REQUIREMENT =>
Write every record out again exactly as given.
[START OF RECORDED DATA]
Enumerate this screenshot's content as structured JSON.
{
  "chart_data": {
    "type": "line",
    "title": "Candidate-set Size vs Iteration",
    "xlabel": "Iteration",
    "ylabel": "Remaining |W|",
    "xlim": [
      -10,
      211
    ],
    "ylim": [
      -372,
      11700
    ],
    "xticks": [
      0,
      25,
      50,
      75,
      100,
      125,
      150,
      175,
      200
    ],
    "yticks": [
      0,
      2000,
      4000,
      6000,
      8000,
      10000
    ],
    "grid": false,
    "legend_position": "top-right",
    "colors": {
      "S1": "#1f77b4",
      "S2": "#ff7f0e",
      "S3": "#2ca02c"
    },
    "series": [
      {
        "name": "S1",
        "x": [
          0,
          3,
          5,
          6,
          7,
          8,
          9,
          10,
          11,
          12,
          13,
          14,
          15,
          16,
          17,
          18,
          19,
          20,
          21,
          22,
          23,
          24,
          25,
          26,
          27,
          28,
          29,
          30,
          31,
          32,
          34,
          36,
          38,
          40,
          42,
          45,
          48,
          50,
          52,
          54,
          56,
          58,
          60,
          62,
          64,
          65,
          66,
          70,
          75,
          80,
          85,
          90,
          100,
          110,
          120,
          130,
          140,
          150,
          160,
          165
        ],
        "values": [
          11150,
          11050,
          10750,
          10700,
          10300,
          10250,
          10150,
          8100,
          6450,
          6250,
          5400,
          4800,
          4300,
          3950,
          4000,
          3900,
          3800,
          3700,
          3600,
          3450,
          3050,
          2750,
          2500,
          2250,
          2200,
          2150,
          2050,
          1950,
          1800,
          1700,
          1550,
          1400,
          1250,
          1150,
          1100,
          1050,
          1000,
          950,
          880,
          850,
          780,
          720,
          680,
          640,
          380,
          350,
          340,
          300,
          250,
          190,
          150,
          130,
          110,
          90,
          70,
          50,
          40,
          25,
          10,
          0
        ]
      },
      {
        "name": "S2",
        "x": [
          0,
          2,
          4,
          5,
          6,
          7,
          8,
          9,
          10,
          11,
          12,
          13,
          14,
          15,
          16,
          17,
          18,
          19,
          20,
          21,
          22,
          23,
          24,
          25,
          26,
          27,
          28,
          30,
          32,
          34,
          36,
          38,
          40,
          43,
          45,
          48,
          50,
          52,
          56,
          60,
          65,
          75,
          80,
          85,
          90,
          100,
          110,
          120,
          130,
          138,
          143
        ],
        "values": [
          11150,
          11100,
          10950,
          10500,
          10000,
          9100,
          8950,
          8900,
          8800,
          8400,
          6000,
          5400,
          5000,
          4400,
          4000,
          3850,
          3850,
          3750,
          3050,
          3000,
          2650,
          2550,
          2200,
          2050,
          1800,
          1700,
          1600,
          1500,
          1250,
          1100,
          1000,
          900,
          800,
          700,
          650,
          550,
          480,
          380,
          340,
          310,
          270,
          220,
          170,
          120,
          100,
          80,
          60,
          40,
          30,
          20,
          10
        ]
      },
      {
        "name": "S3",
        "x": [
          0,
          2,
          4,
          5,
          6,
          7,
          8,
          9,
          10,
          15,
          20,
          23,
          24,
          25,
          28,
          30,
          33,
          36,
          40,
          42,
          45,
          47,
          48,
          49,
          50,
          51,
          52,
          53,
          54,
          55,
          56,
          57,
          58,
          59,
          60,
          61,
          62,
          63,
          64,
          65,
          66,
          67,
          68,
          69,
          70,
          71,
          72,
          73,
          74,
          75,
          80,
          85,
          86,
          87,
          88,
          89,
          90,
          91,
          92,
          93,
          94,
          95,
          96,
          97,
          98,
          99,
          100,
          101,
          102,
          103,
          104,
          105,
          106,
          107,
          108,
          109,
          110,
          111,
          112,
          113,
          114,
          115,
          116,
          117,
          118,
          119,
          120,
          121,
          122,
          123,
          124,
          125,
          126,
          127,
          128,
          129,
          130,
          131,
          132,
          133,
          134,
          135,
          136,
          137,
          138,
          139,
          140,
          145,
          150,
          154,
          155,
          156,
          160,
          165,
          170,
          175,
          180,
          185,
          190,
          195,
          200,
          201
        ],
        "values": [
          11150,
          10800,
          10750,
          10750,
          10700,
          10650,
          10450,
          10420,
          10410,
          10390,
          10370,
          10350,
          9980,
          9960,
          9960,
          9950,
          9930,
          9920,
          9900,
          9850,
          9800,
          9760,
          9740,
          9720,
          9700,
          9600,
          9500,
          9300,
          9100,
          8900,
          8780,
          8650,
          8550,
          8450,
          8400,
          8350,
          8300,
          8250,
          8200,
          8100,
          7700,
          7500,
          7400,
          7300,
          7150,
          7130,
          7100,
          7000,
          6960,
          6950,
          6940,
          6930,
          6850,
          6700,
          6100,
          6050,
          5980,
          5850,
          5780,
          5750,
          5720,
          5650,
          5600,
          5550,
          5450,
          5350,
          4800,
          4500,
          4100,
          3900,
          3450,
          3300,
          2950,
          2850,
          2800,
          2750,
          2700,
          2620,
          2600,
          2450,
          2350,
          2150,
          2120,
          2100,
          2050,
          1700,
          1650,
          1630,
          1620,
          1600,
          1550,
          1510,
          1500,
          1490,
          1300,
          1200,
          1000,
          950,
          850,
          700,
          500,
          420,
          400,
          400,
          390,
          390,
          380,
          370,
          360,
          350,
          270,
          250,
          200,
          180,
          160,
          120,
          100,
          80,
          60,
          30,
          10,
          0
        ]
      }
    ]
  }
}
[END OF RECORDED DATA]
RESPONSE BELOW =>
Enumerate this screenshot's content as structured JSON.
{
  "chart_data": {
    "type": "line",
    "title": "Candidate-set Size vs Iteration",
    "xlabel": "Iteration",
    "ylabel": "Remaining |W|",
    "xlim": [
      -10,
      211
    ],
    "ylim": [
      -372,
      11700
    ],
    "xticks": [
      0,
      25,
      50,
      75,
      100,
      125,
      150,
      175,
      200
    ],
    "yticks": [
      0,
      2000,
      4000,
      6000,
      8000,
      10000
    ],
    "grid": false,
    "legend_position": "top-right",
    "colors": {
      "S1": "#1f77b4",
      "S2": "#ff7f0e",
      "S3": "#2ca02c"
    },
    "series": [
      {
        "name": "S1",
        "x": [
          0,
          3,
          5,
          6,
          7,
          8,
          9,
          10,
          11,
          12,
          13,
          14,
          15,
          16,
          17,
          18,
          19,
          20,
          21,
          22,
          23,
          24,
          25,
          26,
          27,
          28,
          29,
          30,
          31,
          32,
          34,
          36,
          38,
          40,
          42,
          45,
          48,
          50,
          52,
          54,
          56,
          58,
          60,
          62,
          64,
          65,
          66,
          70,
          75,
          80,
          85,
          90,
          100,
          110,
          120,
          130,
          140,
          150,
          160,
          165
        ],
        "values": [
          11150,
          11050,
          10750,
          10700,
          10300,
          10250,
          10150,
          8100,
          6450,
          6250,
          5400,
          4800,
          4300,
          3950,
          4000,
          3900,
          3800,
          3700,
          3600,
          3450,
          3050,
          2750,
          2500,
          2250,
          2200,
          2150,
          2050,
          1950,
          1800,
          1700,
          1550,
          1400,
          1250,
          1150,
          1100,
          1050,
          1000,
          950,
          880,
          850,
          780,
          720,
          680,
          640,
          380,
          350,
          340,
          300,
          250,
          190,
          150,
          130,
          110,
          90,
          70,
          50,
          40,
          25,
          10,
          0
        ]
      },
      {
        "name": "S2",
        "x": [
          0,
          2,
          4,
          5,
          6,
          7,
          8,
          9,
          10,
          11,
          12,
          13,
          14,
          15,
          16,
          17,
          18,
          19,
          20,
          21,
          22,
          23,
          24,
          25,
          26,
          27,
          28,
          30,
          32,
          34,
          36,
          38,
          40,
          43,
          45,
          48,
          50,
          52,
          56,
          60,
          65,
          75,
          80,
          85,
          90,
          100,
          110,
          120,
          130,
          138,
          143
        ],
        "values": [
          11150,
          11100,
          10950,
          10500,
          10000,
          9100,
          8950,
          8900,
          8800,
          8400,
          6000,
          5400,
          5000,
          4400,
          4000,
          3850,
          3850,
          3750,
          3050,
          3000,
          2650,
          2550,
          2200,
          2050,
          1800,
          1700,
          1600,
          1500,
          1250,
          1100,
          1000,
          900,
          800,
          700,
          650,
          550,
          480,
          380,
          340,
          310,
          270,
          220,
          170,
          120,
          100,
          80,
          60,
          40,
          30,
          20,
          10
        ]
      },
      {
        "name": "S3",
        "x": [
          0,
          2,
          4,
          5,
          6,
          7,
          8,
          9,
          10,
          15,
          20,
          23,
          24,
          25,
          28,
          30,
          33,
          36,
          40,
          42,
          45,
          47,
          48,
          49,
          50,
          51,
          52,
          53,
          54,
          55,
          56,
          57,
          58,
          59,
          60,
          61,
          62,
          63,
          64,
          65,
          66,
          67,
          68,
          69,
          70,
          71,
          72,
          73,
          74,
          75,
          80,
          85,
          86,
          87,
          88,
          89,
          90,
          91,
          92,
          93,
          94,
          95,
          96,
          97,
          98,
          99,
          100,
          101,
          102,
          103,
          104,
          105,
          106,
          107,
          108,
          109,
          110,
          111,
          112,
          113,
          114,
          115,
          116,
          117,
          118,
          119,
          120,
          121,
          122,
          123,
          124,
          125,
          126,
          127,
          128,
          129,
          130,
          131,
          132,
          133,
          134,
          135,
          136,
          137,
          138,
          139,
          140,
          145,
          150,
          154,
          155,
          156,
          160,
          165,
          170,
          175,
          180,
          185,
          190,
          195,
          200,
          201
        ],
        "values": [
          11150,
          10800,
          10750,
          10750,
          10700,
          10650,
          10450,
          10420,
          10410,
          10390,
          10370,
          10350,
          9980,
          9960,
          9960,
          9950,
          9930,
          9920,
          9900,
          9850,
          9800,
          9760,
          9740,
          9720,
          9700,
          9600,
          9500,
          9300,
          9100,
          8900,
          8780,
          8650,
          8550,
          8450,
          8400,
          8350,
          8300,
          8250,
          8200,
          8100,
          7700,
          7500,
          7400,
          7300,
          7150,
          7130,
          7100,
          7000,
          6960,
          6950,
          6940,
          6930,
          6850,
          6700,
          6100,
          6050,
          5980,
          5850,
          5780,
          5750,
          5720,
          5650,
          5600,
          5550,
          5450,
          5350,
          4800,
          4500,
          4100,
          3900,
          3450,
          3300,
          2950,
          2850,
          2800,
          2750,
          2700,
          2620,
          2600,
          2450,
          2350,
          2150,
          2120,
          2100,
          2050,
          1700,
          1650,
          1630,
          1620,
          1600,
          1550,
          1510,
          1500,
          1490,
          1300,
          1200,
          1000,
          950,
          850,
          700,
          500,
          420,
          400,
          400,
          390,
          390,
          380,
          370,
          360,
          350,
          270,
          250,
          200,
          180,
          160,
          120,
          100,
          80,
          60,
          30,
          10,
          0
        ]
      }
    ]
  }
}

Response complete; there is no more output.